→ Required task:
Copy every record exactly, and keep the pictures out.
── Excerpted data
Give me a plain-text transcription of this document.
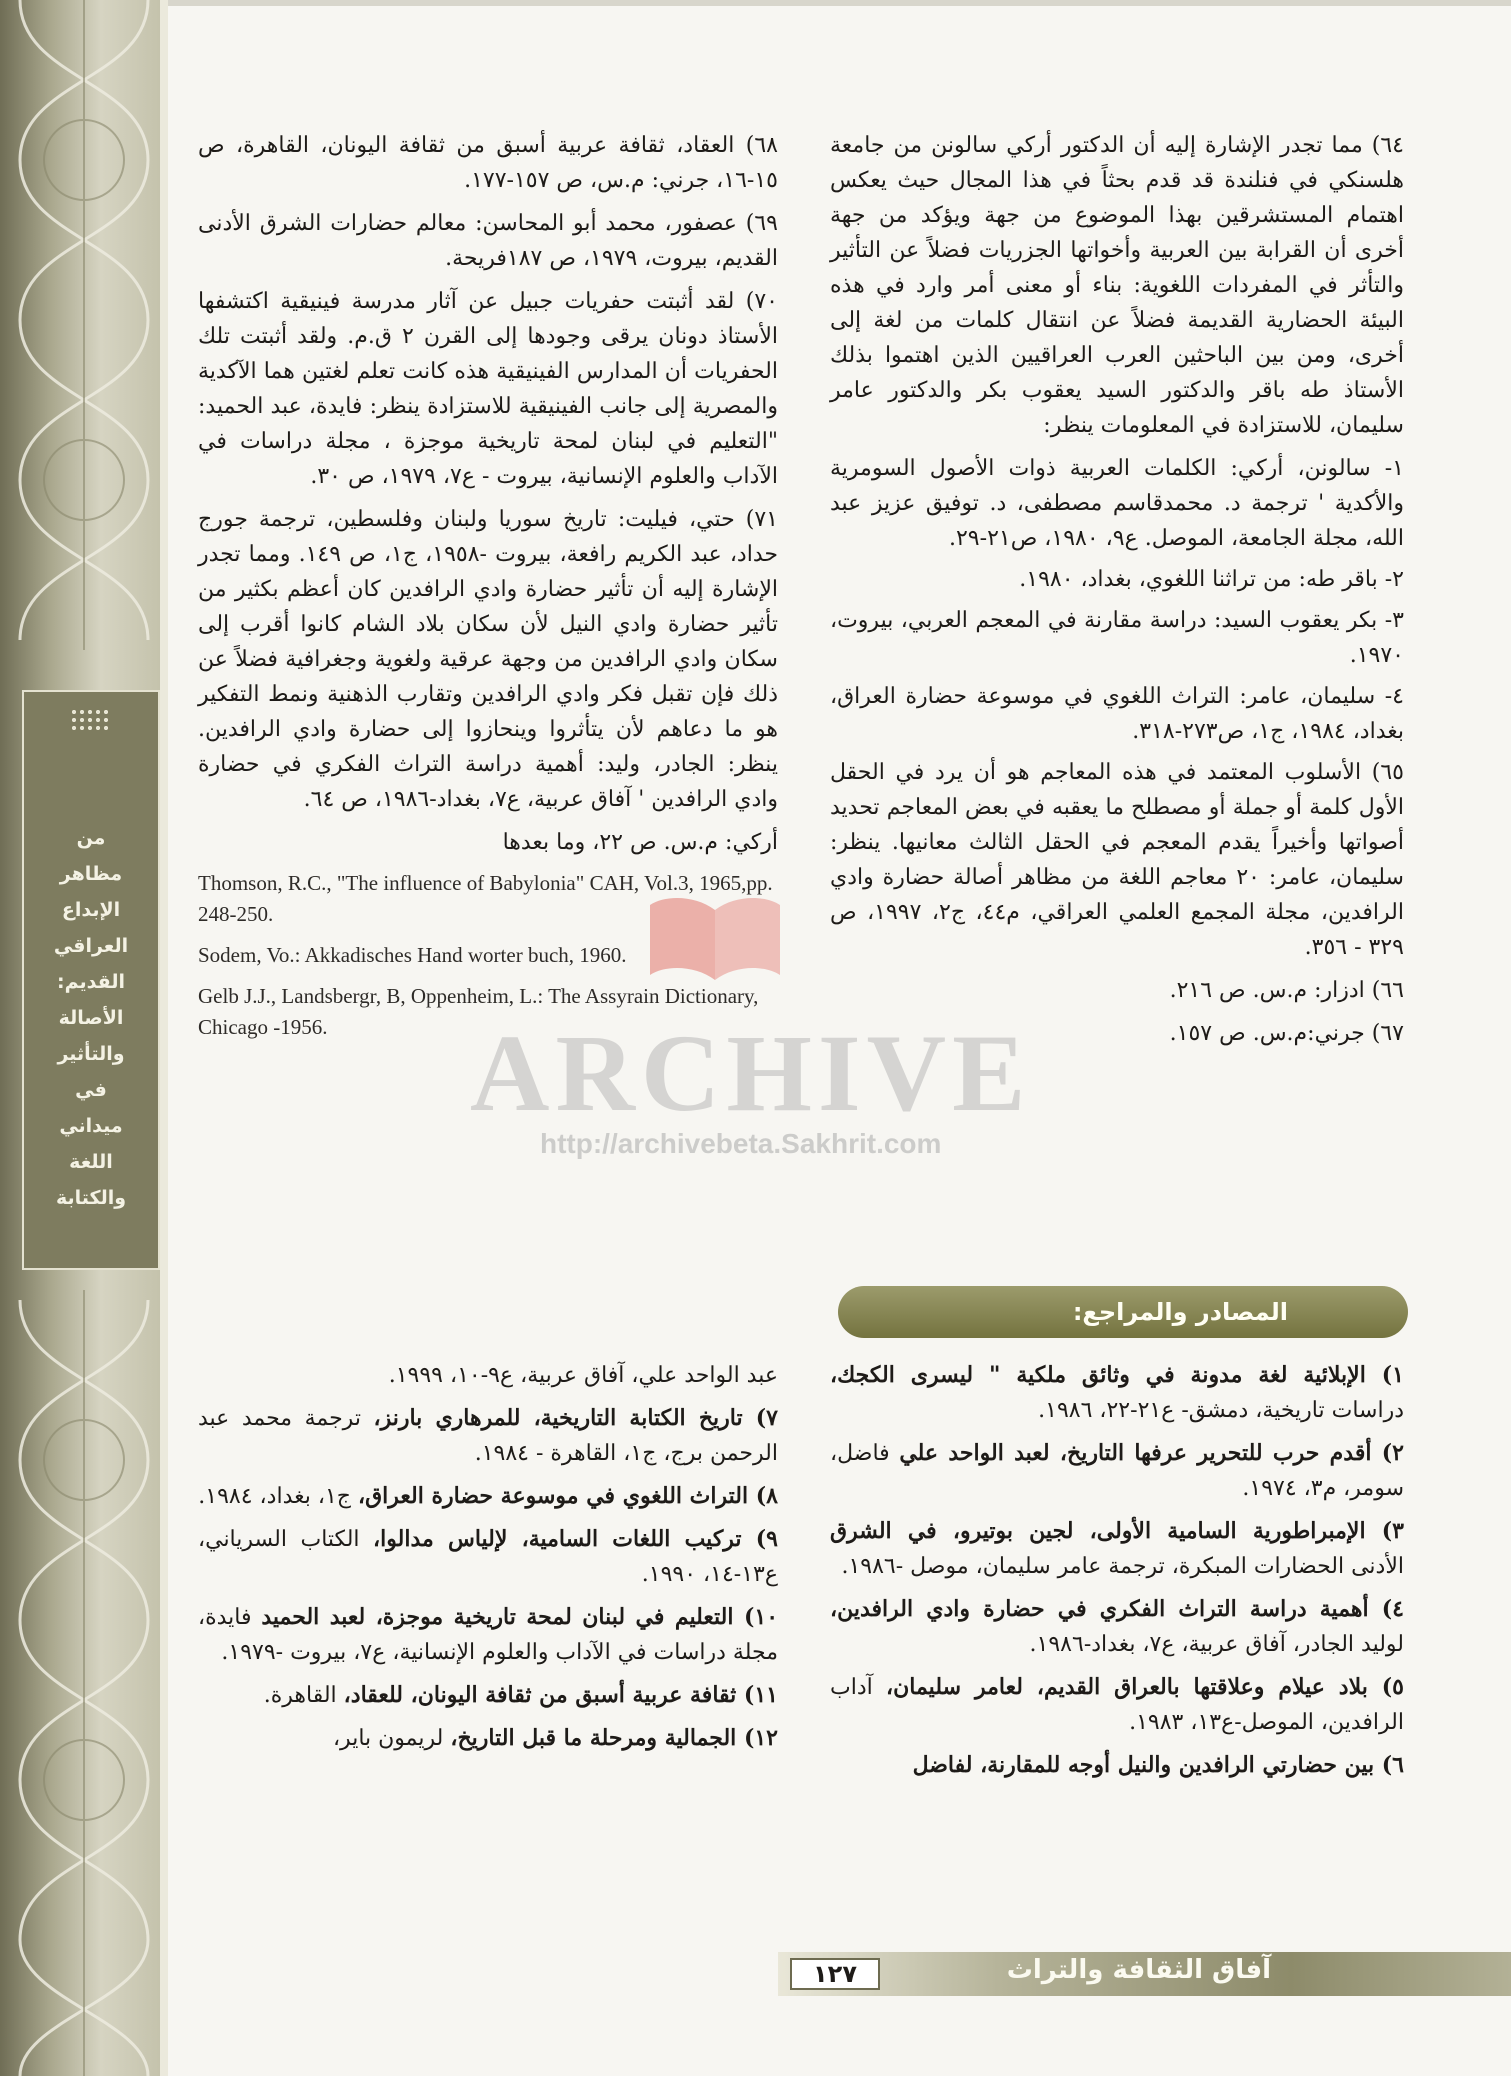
من
مظاهر
الإبداع
العراقي
القديم:
الأصالة
والتأثير
في
ميداني
اللغة
والكتابة

٦٤) مما تجدر الإشارة إليه أن الدكتور أركي سالونن من جامعة هلسنكي في فنلندة قد قدم بحثاً في هذا المجال حيث يعكس اهتمام المستشرقين بهذا الموضوع من جهة ويؤكد من جهة أخرى أن القرابة بين العربية وأخواتها الجزريات فضلاً عن التأثير والتأثر في المفردات اللغوية: بناء أو معنى أمر وارد في هذه البيئة الحضارية القديمة فضلاً عن انتقال كلمات من لغة إلى أخرى، ومن بين الباحثين العرب العراقيين الذين اهتموا بذلك الأستاذ طه باقر والدكتور السيد يعقوب بكر والدكتور عامر سليمان، للاستزادة في المعلومات ينظر:

١- سالونن، أركي: الكلمات العربية ذوات الأصول السومرية والأكدية ' ترجمة د. محمدقاسم مصطفى، د. توفيق عزيز عبد الله، مجلة الجامعة، الموصل. ع٩، ١٩٨٠، ص٢١-٢٩.

٢- باقر طه: من تراثنا اللغوي، بغداد، ١٩٨٠.

٣- بكر يعقوب السيد: دراسة مقارنة في المعجم العربي، بيروت، ١٩٧٠.

٤- سليمان، عامر: التراث اللغوي في موسوعة حضارة العراق، بغداد، ١٩٨٤، ج١، ص٢٧٣-٣١٨.

٦٥) الأسلوب المعتمد في هذه المعاجم هو أن يرد في الحقل الأول كلمة أو جملة أو مصطلح ما يعقبه في بعض المعاجم تحديد أصواتها وأخيراً يقدم المعجم في الحقل الثالث معانيها. ينظر: سليمان، عامر: ٢٠ معاجم اللغة من مظاهر أصالة حضارة وادي الرافدين، مجلة المجمع العلمي العراقي، م٤٤، ج٢، ١٩٩٧، ص ٣٢٩ - ٣٥٦.

٦٦) ادزار: م.س. ص ٢١٦.

٦٧) جرني:م.س. ص ١٥٧.

٦٨) العقاد، ثقافة عربية أسبق من ثقافة اليونان، القاهرة، ص ١٥-١٦، جرني: م.س، ص ١٥٧-١٧٧.

٦٩) عصفور، محمد أبو المحاسن: معالم حضارات الشرق الأدنى القديم، بيروت، ١٩٧٩، ص ١٨٧فريحة.

٧٠) لقد أثبتت حفريات جبيل عن آثار مدرسة فينيقية اكتشفها الأستاذ دونان يرقى وجودها إلى القرن ٢ ق.م. ولقد أثبتت تلك الحفريات أن المدارس الفينيقية هذه كانت تعلم لغتين هما الآكدية والمصرية إلى جانب الفينيقية للاستزادة ينظر: فايدة، عبد الحميد: "التعليم في لبنان لمحة تاريخية موجزة ، مجلة دراسات في الآداب والعلوم الإنسانية، بيروت - ع٧، ١٩٧٩، ص ٣٠.

٧١) حتي، فيليت: تاريخ سوريا ولبنان وفلسطين، ترجمة جورج حداد، عبد الكريم رافعة، بيروت -١٩٥٨، ج١، ص ١٤٩. ومما تجدر الإشارة إليه أن تأثير حضارة وادي الرافدين كان أعظم بكثير من تأثير حضارة وادي النيل لأن سكان بلاد الشام كانوا أقرب إلى سكان وادي الرافدين من وجهة عرقية ولغوية وجغرافية فضلاً عن ذلك فإن تقبل فكر وادي الرافدين وتقارب الذهنية ونمط التفكير هو ما دعاهم لأن يتأثروا وينحازوا إلى حضارة وادي الرافدين. ينظر: الجادر، وليد: أهمية دراسة التراث الفكري في حضارة وادي الرافدين ' آفاق عربية، ع٧، بغداد-١٩٨٦، ص ٦٤.

أركي: م.س. ص ٢٢، وما بعدها

Thomson, R.C., "The influence of Babylonia" CAH, Vol.3, 1965,pp. 248-250.

Sodem, Vo.: Akkadisches Hand worter buch, 1960.

Gelb J.J., Landsbergr, B, Oppenheim, L.: The Assyrain Dictionary, Chicago -1956.	ARCHIVE
http://archivebeta.Sakhrit.com
المصادر والمراجع:

١) الإبلائية لغة مدونة في وثائق ملكية " ليسرى الكجك، دراسات تاريخية، دمشق- ع٢١-٢٢، ١٩٨٦.

٢) أقدم حرب للتحرير عرفها التاريخ، لعبد الواحد علي فاضل، سومر، م٣، ١٩٧٤.

٣) الإمبراطورية السامية الأولى، لجين بوتيرو، في الشرق الأدنى الحضارات المبكرة، ترجمة عامر سليمان، موصل -١٩٨٦.

٤) أهمية دراسة التراث الفكري في حضارة وادي الرافدين، لوليد الجادر، آفاق عربية، ع٧، بغداد-١٩٨٦.

٥) بلاد عيلام وعلاقتها بالعراق القديم، لعامر سليمان، آداب الرافدين، الموصل-ع١٣، ١٩٨٣.

٦) بين حضارتي الرافدين والنيل أوجه للمقارنة، لفاضل

عبد الواحد علي، آفاق عربية، ع٩-١٠، ١٩٩٩.

٧) تاريخ الكتابة التاريخية، للمرهاري بارنز، ترجمة محمد عبد الرحمن برج، ج١، القاهرة - ١٩٨٤.

٨) التراث اللغوي في موسوعة حضارة العراق، ج١، بغداد، ١٩٨٤.

٩) تركيب اللغات السامية، لإلياس مدالوا، الكتاب السرياني، ع١٣-١٤، ١٩٩٠.

١٠) التعليم في لبنان لمحة تاريخية موجزة، لعبد الحميد فايدة، مجلة دراسات في الآداب والعلوم الإنسانية، ع٧، بيروت -١٩٧٩.

١١) ثقافة عربية أسبق من ثقافة اليونان، للعقاد، القاهرة.

١٢) الجمالية ومرحلة ما قبل التاريخ، لريمون باير،

آفاق الثقافة والتراث
١٢٧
────
→ Written solution:
Give me a plain-text transcription of this document.
من
مظاهر
الإبداع
العراقي
القديم:
الأصالة
والتأثير
في
ميداني
اللغة
والكتابة

٦٤) مما تجدر الإشارة إليه أن الدكتور أركي سالونن من جامعة هلسنكي في فنلندة قد قدم بحثاً في هذا المجال حيث يعكس اهتمام المستشرقين بهذا الموضوع من جهة ويؤكد من جهة أخرى أن القرابة بين العربية وأخواتها الجزريات فضلاً عن التأثير والتأثر في المفردات اللغوية: بناء أو معنى أمر وارد في هذه البيئة الحضارية القديمة فضلاً عن انتقال كلمات من لغة إلى أخرى، ومن بين الباحثين العرب العراقيين الذين اهتموا بذلك الأستاذ طه باقر والدكتور السيد يعقوب بكر والدكتور عامر سليمان، للاستزادة في المعلومات ينظر:

١- سالونن، أركي: الكلمات العربية ذوات الأصول السومرية والأكدية ' ترجمة د. محمدقاسم مصطفى، د. توفيق عزيز عبد الله، مجلة الجامعة، الموصل. ع٩، ١٩٨٠، ص٢١-٢٩.

٢- باقر طه: من تراثنا اللغوي، بغداد، ١٩٨٠.

٣- بكر يعقوب السيد: دراسة مقارنة في المعجم العربي، بيروت، ١٩٧٠.

٤- سليمان، عامر: التراث اللغوي في موسوعة حضارة العراق، بغداد، ١٩٨٤، ج١، ص٢٧٣-٣١٨.

٦٥) الأسلوب المعتمد في هذه المعاجم هو أن يرد في الحقل الأول كلمة أو جملة أو مصطلح ما يعقبه في بعض المعاجم تحديد أصواتها وأخيراً يقدم المعجم في الحقل الثالث معانيها. ينظر: سليمان، عامر: ٢٠ معاجم اللغة من مظاهر أصالة حضارة وادي الرافدين، مجلة المجمع العلمي العراقي، م٤٤، ج٢، ١٩٩٧، ص ٣٢٩ - ٣٥٦.

٦٦) ادزار: م.س. ص ٢١٦.

٦٧) جرني:م.س. ص ١٥٧.

٦٨) العقاد، ثقافة عربية أسبق من ثقافة اليونان، القاهرة، ص ١٥-١٦، جرني: م.س، ص ١٥٧-١٧٧.

٦٩) عصفور، محمد أبو المحاسن: معالم حضارات الشرق الأدنى القديم، بيروت، ١٩٧٩، ص ١٨٧فريحة.

٧٠) لقد أثبتت حفريات جبيل عن آثار مدرسة فينيقية اكتشفها الأستاذ دونان يرقى وجودها إلى القرن ٢ ق.م. ولقد أثبتت تلك الحفريات أن المدارس الفينيقية هذه كانت تعلم لغتين هما الآكدية والمصرية إلى جانب الفينيقية للاستزادة ينظر: فايدة، عبد الحميد: "التعليم في لبنان لمحة تاريخية موجزة ، مجلة دراسات في الآداب والعلوم الإنسانية، بيروت - ع٧، ١٩٧٩، ص ٣٠.

٧١) حتي، فيليت: تاريخ سوريا ولبنان وفلسطين، ترجمة جورج حداد، عبد الكريم رافعة، بيروت -١٩٥٨، ج١، ص ١٤٩. ومما تجدر الإشارة إليه أن تأثير حضارة وادي الرافدين كان أعظم بكثير من تأثير حضارة وادي النيل لأن سكان بلاد الشام كانوا أقرب إلى سكان وادي الرافدين من وجهة عرقية ولغوية وجغرافية فضلاً عن ذلك فإن تقبل فكر وادي الرافدين وتقارب الذهنية ونمط التفكير هو ما دعاهم لأن يتأثروا وينحازوا إلى حضارة وادي الرافدين. ينظر: الجادر، وليد: أهمية دراسة التراث الفكري في حضارة وادي الرافدين ' آفاق عربية، ع٧، بغداد-١٩٨٦، ص ٦٤.

أركي: م.س. ص ٢٢، وما بعدها

Thomson, R.C., "The influence of Babylonia" CAH, Vol.3, 1965,pp. 248-250.

Sodem, Vo.: Akkadisches Hand worter buch, 1960.

Gelb J.J., Landsbergr, B, Oppenheim, L.: The Assyrain Dictionary, Chicago -1956.	ARCHIVE
http://archivebeta.Sakhrit.com
المصادر والمراجع:

١) الإبلائية لغة مدونة في وثائق ملكية " ليسرى الكجك، دراسات تاريخية، دمشق- ع٢١-٢٢، ١٩٨٦.

٢) أقدم حرب للتحرير عرفها التاريخ، لعبد الواحد علي فاضل، سومر، م٣، ١٩٧٤.

٣) الإمبراطورية السامية الأولى، لجين بوتيرو، في الشرق الأدنى الحضارات المبكرة، ترجمة عامر سليمان، موصل -١٩٨٦.

٤) أهمية دراسة التراث الفكري في حضارة وادي الرافدين، لوليد الجادر، آفاق عربية، ع٧، بغداد-١٩٨٦.

٥) بلاد عيلام وعلاقتها بالعراق القديم، لعامر سليمان، آداب الرافدين، الموصل-ع١٣، ١٩٨٣.

٦) بين حضارتي الرافدين والنيل أوجه للمقارنة، لفاضل

عبد الواحد علي، آفاق عربية، ع٩-١٠، ١٩٩٩.

٧) تاريخ الكتابة التاريخية، للمرهاري بارنز، ترجمة محمد عبد الرحمن برج، ج١، القاهرة - ١٩٨٤.

٨) التراث اللغوي في موسوعة حضارة العراق، ج١، بغداد، ١٩٨٤.

٩) تركيب اللغات السامية، لإلياس مدالوا، الكتاب السرياني، ع١٣-١٤، ١٩٩٠.

١٠) التعليم في لبنان لمحة تاريخية موجزة، لعبد الحميد فايدة، مجلة دراسات في الآداب والعلوم الإنسانية، ع٧، بيروت -١٩٧٩.

١١) ثقافة عربية أسبق من ثقافة اليونان، للعقاد، القاهرة.

١٢) الجمالية ومرحلة ما قبل التاريخ، لريمون باير،

آفاق الثقافة والتراث
١٢٧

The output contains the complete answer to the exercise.